**Written exercise**:
Please report every line from the material that contains the word "phase".

(Data entries)
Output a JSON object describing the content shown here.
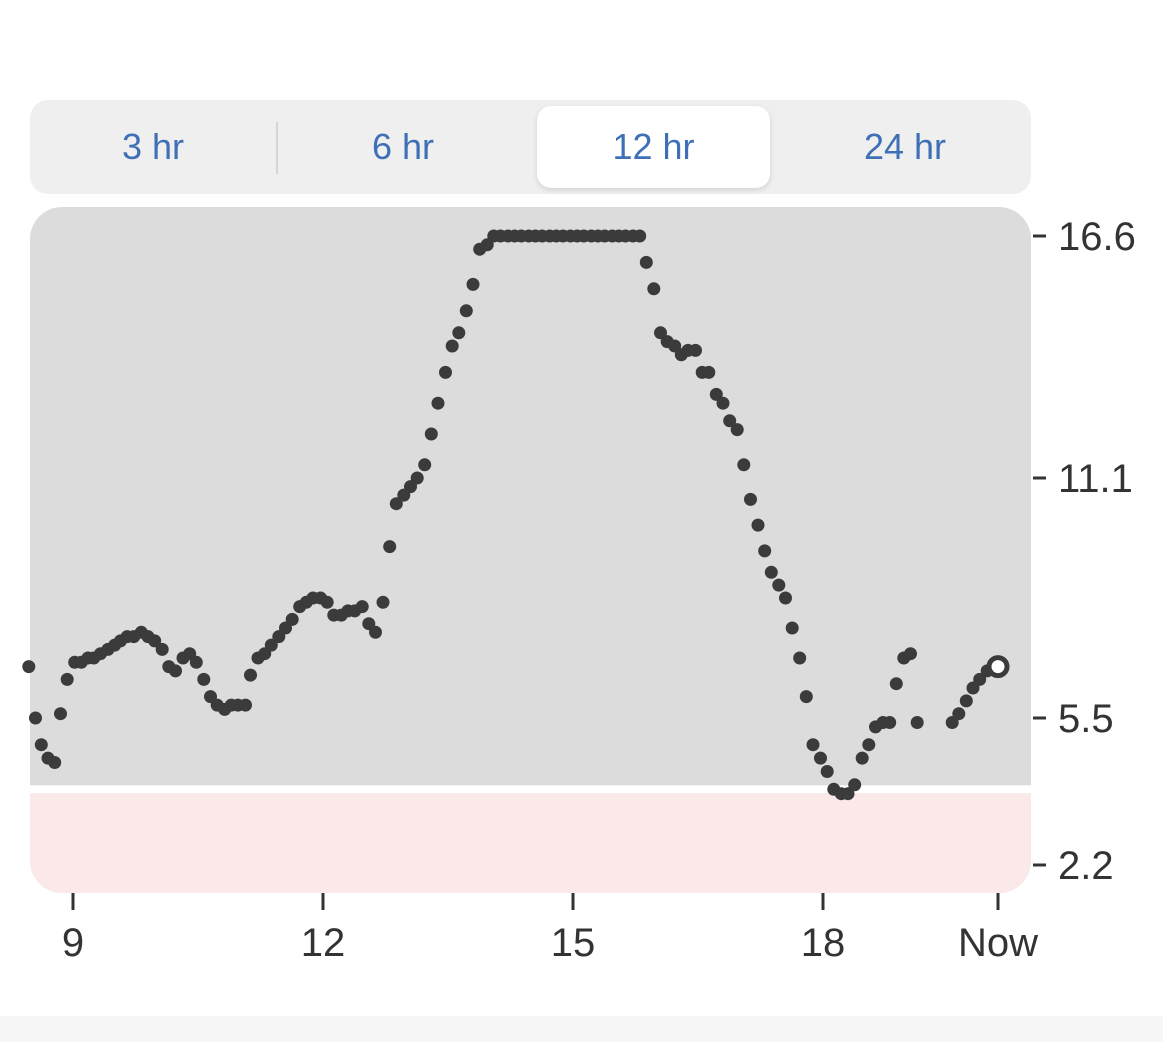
{
  "range_selector": {
    "options": [
      {
        "label": "3 hr",
        "selected": false
      },
      {
        "label": "6 hr",
        "selected": false
      },
      {
        "label": "12 hr",
        "selected": true
      },
      {
        "label": "24 hr",
        "selected": false
      }
    ]
  },
  "colors": {
    "accent": "#3f6fb6",
    "plot_bg": "#dcdcdc",
    "low_zone": "#fbe9ea",
    "points": "#3b3b3b"
  },
  "chart_data": {
    "type": "scatter",
    "x_unit": "hour",
    "y_ticks": [
      {
        "value": 16.6,
        "label": "16.6"
      },
      {
        "value": 11.1,
        "label": "11.1"
      },
      {
        "value": 5.5,
        "label": "5.5"
      },
      {
        "value": 2.2,
        "label": "2.2"
      }
    ],
    "x_ticks": [
      {
        "value": 9,
        "label": "9"
      },
      {
        "value": 12,
        "label": "12"
      },
      {
        "value": 15,
        "label": "15"
      },
      {
        "value": 18,
        "label": "18"
      },
      {
        "value": 20.1,
        "label": "Now"
      }
    ],
    "low_threshold": 3.9,
    "ylim": [
      2.2,
      16.6
    ],
    "xlim": [
      8.5,
      20.1
    ],
    "current": {
      "x": 20.1,
      "y": 6.7
    },
    "points": [
      [
        8.47,
        6.7
      ],
      [
        8.55,
        5.5
      ],
      [
        8.62,
        4.9
      ],
      [
        8.7,
        4.6
      ],
      [
        8.78,
        4.5
      ],
      [
        8.85,
        5.6
      ],
      [
        8.93,
        6.4
      ],
      [
        9.02,
        6.8
      ],
      [
        9.1,
        6.8
      ],
      [
        9.18,
        6.9
      ],
      [
        9.25,
        6.9
      ],
      [
        9.33,
        7.0
      ],
      [
        9.42,
        7.1
      ],
      [
        9.5,
        7.2
      ],
      [
        9.57,
        7.3
      ],
      [
        9.65,
        7.4
      ],
      [
        9.73,
        7.4
      ],
      [
        9.82,
        7.5
      ],
      [
        9.9,
        7.4
      ],
      [
        9.98,
        7.3
      ],
      [
        10.07,
        7.1
      ],
      [
        10.15,
        6.7
      ],
      [
        10.23,
        6.6
      ],
      [
        10.32,
        6.9
      ],
      [
        10.4,
        7.0
      ],
      [
        10.48,
        6.8
      ],
      [
        10.57,
        6.4
      ],
      [
        10.65,
        6.0
      ],
      [
        10.73,
        5.8
      ],
      [
        10.82,
        5.7
      ],
      [
        10.9,
        5.8
      ],
      [
        10.98,
        5.8
      ],
      [
        11.07,
        5.8
      ],
      [
        11.13,
        6.5
      ],
      [
        11.22,
        6.9
      ],
      [
        11.3,
        7.0
      ],
      [
        11.38,
        7.2
      ],
      [
        11.47,
        7.4
      ],
      [
        11.55,
        7.6
      ],
      [
        11.63,
        7.8
      ],
      [
        11.72,
        8.1
      ],
      [
        11.8,
        8.2
      ],
      [
        11.88,
        8.3
      ],
      [
        11.97,
        8.3
      ],
      [
        12.05,
        8.2
      ],
      [
        12.13,
        7.9
      ],
      [
        12.22,
        7.9
      ],
      [
        12.3,
        8.0
      ],
      [
        12.38,
        8.0
      ],
      [
        12.47,
        8.1
      ],
      [
        12.55,
        7.7
      ],
      [
        12.63,
        7.5
      ],
      [
        12.72,
        8.2
      ],
      [
        12.8,
        9.5
      ],
      [
        12.88,
        10.5
      ],
      [
        12.97,
        10.7
      ],
      [
        13.05,
        10.9
      ],
      [
        13.13,
        11.1
      ],
      [
        13.22,
        11.4
      ],
      [
        13.3,
        12.1
      ],
      [
        13.38,
        12.8
      ],
      [
        13.47,
        13.5
      ],
      [
        13.55,
        14.1
      ],
      [
        13.63,
        14.4
      ],
      [
        13.72,
        14.9
      ],
      [
        13.8,
        15.5
      ],
      [
        13.88,
        16.3
      ],
      [
        13.97,
        16.4
      ],
      [
        14.05,
        16.6
      ],
      [
        14.13,
        16.6
      ],
      [
        14.22,
        16.6
      ],
      [
        14.3,
        16.6
      ],
      [
        14.38,
        16.6
      ],
      [
        14.47,
        16.6
      ],
      [
        14.55,
        16.6
      ],
      [
        14.63,
        16.6
      ],
      [
        14.72,
        16.6
      ],
      [
        14.8,
        16.6
      ],
      [
        14.88,
        16.6
      ],
      [
        14.97,
        16.6
      ],
      [
        15.05,
        16.6
      ],
      [
        15.13,
        16.6
      ],
      [
        15.22,
        16.6
      ],
      [
        15.3,
        16.6
      ],
      [
        15.38,
        16.6
      ],
      [
        15.47,
        16.6
      ],
      [
        15.55,
        16.6
      ],
      [
        15.63,
        16.6
      ],
      [
        15.72,
        16.6
      ],
      [
        15.8,
        16.6
      ],
      [
        15.88,
        16.0
      ],
      [
        15.97,
        15.4
      ],
      [
        16.05,
        14.4
      ],
      [
        16.13,
        14.2
      ],
      [
        16.22,
        14.1
      ],
      [
        16.3,
        13.9
      ],
      [
        16.38,
        14.0
      ],
      [
        16.47,
        14.0
      ],
      [
        16.55,
        13.5
      ],
      [
        16.63,
        13.5
      ],
      [
        16.72,
        13.0
      ],
      [
        16.8,
        12.8
      ],
      [
        16.88,
        12.4
      ],
      [
        16.97,
        12.2
      ],
      [
        17.05,
        11.4
      ],
      [
        17.13,
        10.6
      ],
      [
        17.22,
        10.0
      ],
      [
        17.3,
        9.4
      ],
      [
        17.38,
        8.9
      ],
      [
        17.47,
        8.6
      ],
      [
        17.55,
        8.3
      ],
      [
        17.63,
        7.6
      ],
      [
        17.72,
        6.9
      ],
      [
        17.8,
        6.0
      ],
      [
        17.88,
        4.9
      ],
      [
        17.97,
        4.6
      ],
      [
        18.05,
        4.3
      ],
      [
        18.13,
        3.9
      ],
      [
        18.22,
        3.8
      ],
      [
        18.3,
        3.8
      ],
      [
        18.38,
        4.0
      ],
      [
        18.47,
        4.6
      ],
      [
        18.55,
        4.9
      ],
      [
        18.63,
        5.3
      ],
      [
        18.72,
        5.4
      ],
      [
        18.8,
        5.4
      ],
      [
        18.88,
        6.3
      ],
      [
        18.97,
        6.9
      ],
      [
        19.05,
        7.0
      ],
      [
        19.13,
        5.4
      ],
      [
        19.55,
        5.4
      ],
      [
        19.63,
        5.6
      ],
      [
        19.72,
        5.9
      ],
      [
        19.8,
        6.2
      ],
      [
        19.88,
        6.4
      ],
      [
        19.97,
        6.6
      ]
    ]
  }
}
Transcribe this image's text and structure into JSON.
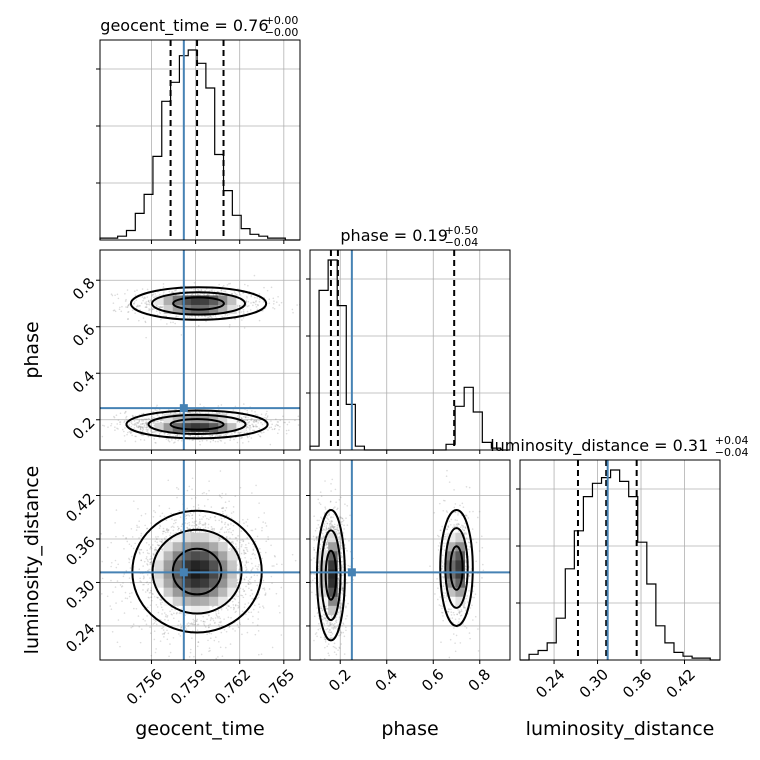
{
  "chart_data": {
    "type": "corner",
    "parameters": [
      {
        "name": "geocent_time",
        "range": [
          0.7525,
          0.7661
        ],
        "ticks": [
          0.756,
          0.759,
          0.762,
          0.765
        ],
        "tick_labels": [
          "0.756",
          "0.759",
          "0.762",
          "0.765"
        ]
      },
      {
        "name": "phase",
        "range": [
          0.07,
          0.93
        ],
        "ticks": [
          0.2,
          0.4,
          0.6,
          0.8
        ],
        "tick_labels": [
          "0.2",
          "0.4",
          "0.6",
          "0.8"
        ]
      },
      {
        "name": "luminosity_distance",
        "range": [
          0.193,
          0.469
        ],
        "ticks": [
          0.24,
          0.3,
          0.36,
          0.42
        ],
        "tick_labels": [
          "0.24",
          "0.30",
          "0.36",
          "0.42"
        ]
      }
    ],
    "titles": [
      {
        "base": "geocent_time = 0.76",
        "plus": "+0.00",
        "minus": "−0.00"
      },
      {
        "base": "phase = 0.19",
        "plus": "+0.50",
        "minus": "−0.04"
      },
      {
        "base": "luminosity_distance = 0.31",
        "plus": "+0.04",
        "minus": "−0.04"
      }
    ],
    "truths": [
      0.7582,
      0.25,
      0.314
    ],
    "quantiles": [
      [
        0.7573,
        0.7591,
        0.7609
      ],
      [
        0.16,
        0.19,
        0.69
      ],
      [
        0.273,
        0.312,
        0.354
      ]
    ],
    "histograms": [
      {
        "bin_edges": [
          0.7525,
          0.7531,
          0.7537,
          0.7543,
          0.7549,
          0.7555,
          0.7561,
          0.7567,
          0.7573,
          0.7579,
          0.7585,
          0.7591,
          0.7597,
          0.7603,
          0.7609,
          0.7615,
          0.7621,
          0.7627,
          0.7633,
          0.7639,
          0.7645,
          0.7651,
          0.7657
        ],
        "counts": [
          1,
          1,
          2,
          5,
          14,
          24,
          44,
          73,
          83,
          97,
          100,
          93,
          80,
          45,
          26,
          13,
          6,
          3,
          2,
          1,
          1,
          0
        ]
      },
      {
        "bin_edges": [
          0.07,
          0.109,
          0.148,
          0.187,
          0.226,
          0.265,
          0.304,
          0.343,
          0.382,
          0.421,
          0.46,
          0.499,
          0.538,
          0.577,
          0.616,
          0.655,
          0.694,
          0.733,
          0.772,
          0.811,
          0.85,
          0.889,
          0.93
        ],
        "counts": [
          2,
          84,
          100,
          76,
          24,
          2,
          0,
          0,
          0,
          0,
          0,
          0,
          0,
          0,
          0,
          3,
          23,
          33,
          20,
          4,
          1,
          0
        ]
      },
      {
        "bin_edges": [
          0.193,
          0.2055,
          0.218,
          0.2305,
          0.243,
          0.2555,
          0.268,
          0.2805,
          0.293,
          0.3055,
          0.318,
          0.3305,
          0.343,
          0.3555,
          0.368,
          0.3805,
          0.393,
          0.4055,
          0.418,
          0.4305,
          0.443,
          0.4555,
          0.469
        ],
        "counts": [
          0,
          3,
          5,
          9,
          22,
          48,
          68,
          86,
          93,
          96,
          100,
          94,
          86,
          62,
          40,
          18,
          9,
          4,
          2,
          1,
          1,
          0
        ]
      }
    ],
    "modes_2d": [
      {
        "x": "geocent_time",
        "y": "phase",
        "blobs": [
          {
            "cx": 0.7592,
            "cy": 0.7,
            "sx": 0.0023,
            "sy": 0.035,
            "n": 900
          },
          {
            "cx": 0.7591,
            "cy": 0.18,
            "sx": 0.0024,
            "sy": 0.03,
            "n": 1700
          }
        ]
      },
      {
        "x": "geocent_time",
        "y": "luminosity_distance",
        "blobs": [
          {
            "cx": 0.7591,
            "cy": 0.315,
            "sx": 0.0022,
            "sy": 0.042,
            "n": 2200
          }
        ]
      },
      {
        "x": "phase",
        "y": "luminosity_distance",
        "blobs": [
          {
            "cx": 0.16,
            "cy": 0.31,
            "sx": 0.03,
            "sy": 0.045,
            "n": 1500
          },
          {
            "cx": 0.7,
            "cy": 0.32,
            "sx": 0.035,
            "sy": 0.04,
            "n": 700
          }
        ]
      }
    ],
    "grid": true
  }
}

**Problem solution**:
        "name": "phase",
        "base": "phase = 0.19",
        "y": "phase",
        "x": "phase",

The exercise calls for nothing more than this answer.